SUPPLIED MATERIAL
- - -
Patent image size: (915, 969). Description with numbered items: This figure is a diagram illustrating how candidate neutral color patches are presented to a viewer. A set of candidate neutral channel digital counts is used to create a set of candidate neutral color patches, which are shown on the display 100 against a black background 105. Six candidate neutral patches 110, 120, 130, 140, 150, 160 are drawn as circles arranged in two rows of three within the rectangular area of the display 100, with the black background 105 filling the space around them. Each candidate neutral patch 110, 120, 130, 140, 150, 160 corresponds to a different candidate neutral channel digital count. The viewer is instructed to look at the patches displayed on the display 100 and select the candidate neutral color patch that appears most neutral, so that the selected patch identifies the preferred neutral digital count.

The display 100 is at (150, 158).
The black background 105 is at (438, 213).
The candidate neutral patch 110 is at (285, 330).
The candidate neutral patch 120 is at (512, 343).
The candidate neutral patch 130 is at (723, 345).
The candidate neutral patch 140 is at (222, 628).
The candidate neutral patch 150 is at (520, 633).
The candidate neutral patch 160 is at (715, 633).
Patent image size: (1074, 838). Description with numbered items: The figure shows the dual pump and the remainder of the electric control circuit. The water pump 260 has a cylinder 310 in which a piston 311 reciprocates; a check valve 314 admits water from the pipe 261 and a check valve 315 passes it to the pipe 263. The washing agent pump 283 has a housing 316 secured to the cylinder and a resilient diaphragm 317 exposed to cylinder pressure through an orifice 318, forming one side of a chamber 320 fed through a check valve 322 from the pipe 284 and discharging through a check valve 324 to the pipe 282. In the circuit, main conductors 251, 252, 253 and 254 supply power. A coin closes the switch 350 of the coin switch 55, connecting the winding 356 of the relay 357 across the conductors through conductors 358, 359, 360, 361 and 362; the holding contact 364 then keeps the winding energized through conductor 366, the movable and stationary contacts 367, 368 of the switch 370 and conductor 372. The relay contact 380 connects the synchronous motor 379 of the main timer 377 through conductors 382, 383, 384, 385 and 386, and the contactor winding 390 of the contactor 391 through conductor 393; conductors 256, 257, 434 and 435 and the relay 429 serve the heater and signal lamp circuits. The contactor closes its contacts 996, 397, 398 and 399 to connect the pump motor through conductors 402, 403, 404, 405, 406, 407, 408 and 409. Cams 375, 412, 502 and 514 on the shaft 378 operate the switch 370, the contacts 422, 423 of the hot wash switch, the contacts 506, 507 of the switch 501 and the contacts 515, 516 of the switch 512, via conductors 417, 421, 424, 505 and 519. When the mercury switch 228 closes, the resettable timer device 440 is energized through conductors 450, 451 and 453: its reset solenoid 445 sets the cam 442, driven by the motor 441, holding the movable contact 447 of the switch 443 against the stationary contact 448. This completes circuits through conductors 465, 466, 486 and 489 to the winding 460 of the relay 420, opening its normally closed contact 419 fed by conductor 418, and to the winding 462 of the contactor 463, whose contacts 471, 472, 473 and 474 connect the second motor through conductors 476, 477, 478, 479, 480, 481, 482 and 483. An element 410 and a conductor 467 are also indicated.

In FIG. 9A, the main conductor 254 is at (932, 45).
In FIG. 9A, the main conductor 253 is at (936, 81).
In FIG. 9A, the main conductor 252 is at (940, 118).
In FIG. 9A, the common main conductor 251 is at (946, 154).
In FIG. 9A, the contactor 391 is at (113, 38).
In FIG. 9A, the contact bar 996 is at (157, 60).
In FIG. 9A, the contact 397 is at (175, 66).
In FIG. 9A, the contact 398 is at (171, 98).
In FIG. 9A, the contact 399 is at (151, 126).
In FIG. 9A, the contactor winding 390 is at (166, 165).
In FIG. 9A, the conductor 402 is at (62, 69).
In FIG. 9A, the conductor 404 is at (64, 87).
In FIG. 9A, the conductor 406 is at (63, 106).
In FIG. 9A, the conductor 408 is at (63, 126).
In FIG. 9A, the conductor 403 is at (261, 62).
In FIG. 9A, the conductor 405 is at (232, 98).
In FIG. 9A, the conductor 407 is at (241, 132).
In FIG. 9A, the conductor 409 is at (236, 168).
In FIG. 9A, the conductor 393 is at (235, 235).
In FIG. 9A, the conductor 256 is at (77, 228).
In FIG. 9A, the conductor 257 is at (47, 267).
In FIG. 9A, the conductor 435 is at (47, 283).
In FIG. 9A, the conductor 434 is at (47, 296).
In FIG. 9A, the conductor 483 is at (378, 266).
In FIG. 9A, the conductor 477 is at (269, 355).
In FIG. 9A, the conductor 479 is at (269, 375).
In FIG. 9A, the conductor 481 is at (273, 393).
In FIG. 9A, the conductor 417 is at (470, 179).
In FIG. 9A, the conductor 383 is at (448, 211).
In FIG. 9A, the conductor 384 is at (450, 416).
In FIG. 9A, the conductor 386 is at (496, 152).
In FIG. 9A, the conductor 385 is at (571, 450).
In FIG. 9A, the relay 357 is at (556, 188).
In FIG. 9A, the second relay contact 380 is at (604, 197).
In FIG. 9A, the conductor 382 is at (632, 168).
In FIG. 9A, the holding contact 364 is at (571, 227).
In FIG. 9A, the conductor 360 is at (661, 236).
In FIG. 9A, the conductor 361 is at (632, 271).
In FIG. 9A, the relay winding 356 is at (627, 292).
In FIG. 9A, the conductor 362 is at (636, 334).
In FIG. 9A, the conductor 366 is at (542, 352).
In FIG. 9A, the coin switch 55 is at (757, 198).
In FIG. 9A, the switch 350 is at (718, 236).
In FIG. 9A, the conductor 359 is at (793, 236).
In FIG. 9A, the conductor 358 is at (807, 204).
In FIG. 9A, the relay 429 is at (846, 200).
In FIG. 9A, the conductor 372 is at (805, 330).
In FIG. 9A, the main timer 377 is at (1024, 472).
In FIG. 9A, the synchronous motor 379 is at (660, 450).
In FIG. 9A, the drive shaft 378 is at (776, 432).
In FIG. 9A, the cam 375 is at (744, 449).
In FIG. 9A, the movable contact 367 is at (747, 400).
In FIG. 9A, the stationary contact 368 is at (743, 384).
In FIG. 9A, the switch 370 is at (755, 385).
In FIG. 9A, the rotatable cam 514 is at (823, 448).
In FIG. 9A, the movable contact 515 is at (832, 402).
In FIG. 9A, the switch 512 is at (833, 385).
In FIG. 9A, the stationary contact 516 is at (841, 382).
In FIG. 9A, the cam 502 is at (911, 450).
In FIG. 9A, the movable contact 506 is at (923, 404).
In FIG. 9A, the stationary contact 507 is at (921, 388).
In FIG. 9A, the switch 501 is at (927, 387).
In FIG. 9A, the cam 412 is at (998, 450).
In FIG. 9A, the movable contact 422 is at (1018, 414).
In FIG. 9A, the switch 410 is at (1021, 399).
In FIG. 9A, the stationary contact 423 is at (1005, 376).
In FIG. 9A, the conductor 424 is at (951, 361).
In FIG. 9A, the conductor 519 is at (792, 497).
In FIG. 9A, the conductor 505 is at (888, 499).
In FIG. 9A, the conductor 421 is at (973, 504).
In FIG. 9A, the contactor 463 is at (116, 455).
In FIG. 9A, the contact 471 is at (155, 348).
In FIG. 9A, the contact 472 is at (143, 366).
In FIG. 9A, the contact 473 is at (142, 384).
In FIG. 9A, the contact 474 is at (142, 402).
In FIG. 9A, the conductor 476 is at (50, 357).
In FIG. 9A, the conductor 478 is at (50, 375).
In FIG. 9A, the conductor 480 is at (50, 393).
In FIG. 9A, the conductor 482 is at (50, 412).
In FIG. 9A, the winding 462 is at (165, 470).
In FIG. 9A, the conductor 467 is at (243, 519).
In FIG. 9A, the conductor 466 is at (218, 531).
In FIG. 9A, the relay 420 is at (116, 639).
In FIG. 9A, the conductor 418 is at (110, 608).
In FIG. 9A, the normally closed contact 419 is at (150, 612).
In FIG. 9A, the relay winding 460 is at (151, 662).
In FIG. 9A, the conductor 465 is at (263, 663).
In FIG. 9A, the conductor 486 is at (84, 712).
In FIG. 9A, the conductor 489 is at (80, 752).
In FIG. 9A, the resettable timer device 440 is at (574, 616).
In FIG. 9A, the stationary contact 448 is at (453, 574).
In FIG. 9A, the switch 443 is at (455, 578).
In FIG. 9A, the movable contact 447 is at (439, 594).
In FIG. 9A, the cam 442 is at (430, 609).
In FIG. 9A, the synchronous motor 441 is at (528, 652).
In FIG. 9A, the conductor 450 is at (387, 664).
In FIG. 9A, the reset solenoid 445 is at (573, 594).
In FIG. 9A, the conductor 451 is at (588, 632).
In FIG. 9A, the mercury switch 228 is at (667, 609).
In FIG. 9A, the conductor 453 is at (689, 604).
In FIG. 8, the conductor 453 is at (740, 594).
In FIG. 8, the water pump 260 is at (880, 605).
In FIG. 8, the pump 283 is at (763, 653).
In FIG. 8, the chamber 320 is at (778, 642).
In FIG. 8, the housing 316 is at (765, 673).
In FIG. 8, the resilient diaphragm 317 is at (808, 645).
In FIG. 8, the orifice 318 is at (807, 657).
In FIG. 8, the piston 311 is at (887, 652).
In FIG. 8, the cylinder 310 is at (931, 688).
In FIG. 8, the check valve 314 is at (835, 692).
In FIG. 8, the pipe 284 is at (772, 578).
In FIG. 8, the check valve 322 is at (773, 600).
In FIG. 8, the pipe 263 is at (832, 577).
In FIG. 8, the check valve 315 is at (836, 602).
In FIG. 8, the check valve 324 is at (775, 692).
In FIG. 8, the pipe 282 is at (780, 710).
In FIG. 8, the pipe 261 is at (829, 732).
- - -
WHAT YOU NEED TO DO
Edit the rows from the start of the records through the line containing "The candidate neutral patch 130" by replacing "diagram" with "drawing", and give those lines again with nothing else changed.

SOLUTION FOR THIS TASK
Patent image size: (915, 969). Description with numbered items: This figure is a drawing illustrating how candidate neutral color patches are presented to a viewer. A set of candidate neutral channel digital counts is used to create a set of candidate neutral color patches, which are shown on the display 100 against a black background 105. Six candidate neutral patches 110, 120, 130, 140, 150, 160 are drawn as circles arranged in two rows of three within the rectangular area of the display 100, with the black background 105 filling the space around them. Each candidate neutral patch 110, 120, 130, 140, 150, 160 corresponds to a different candidate neutral channel digital count. The viewer is instructed to look at the patches displayed on the display 100 and select the candidate neutral color patch that appears most neutral, so that the selected patch identifies the preferred neutral digital count.

The display 100 is at (150, 158).
The black background 105 is at (438, 213).
The candidate neutral patch 110 is at (285, 330).
The candidate neutral patch 120 is at (512, 343).
The candidate neutral patch 130 is at (723, 345).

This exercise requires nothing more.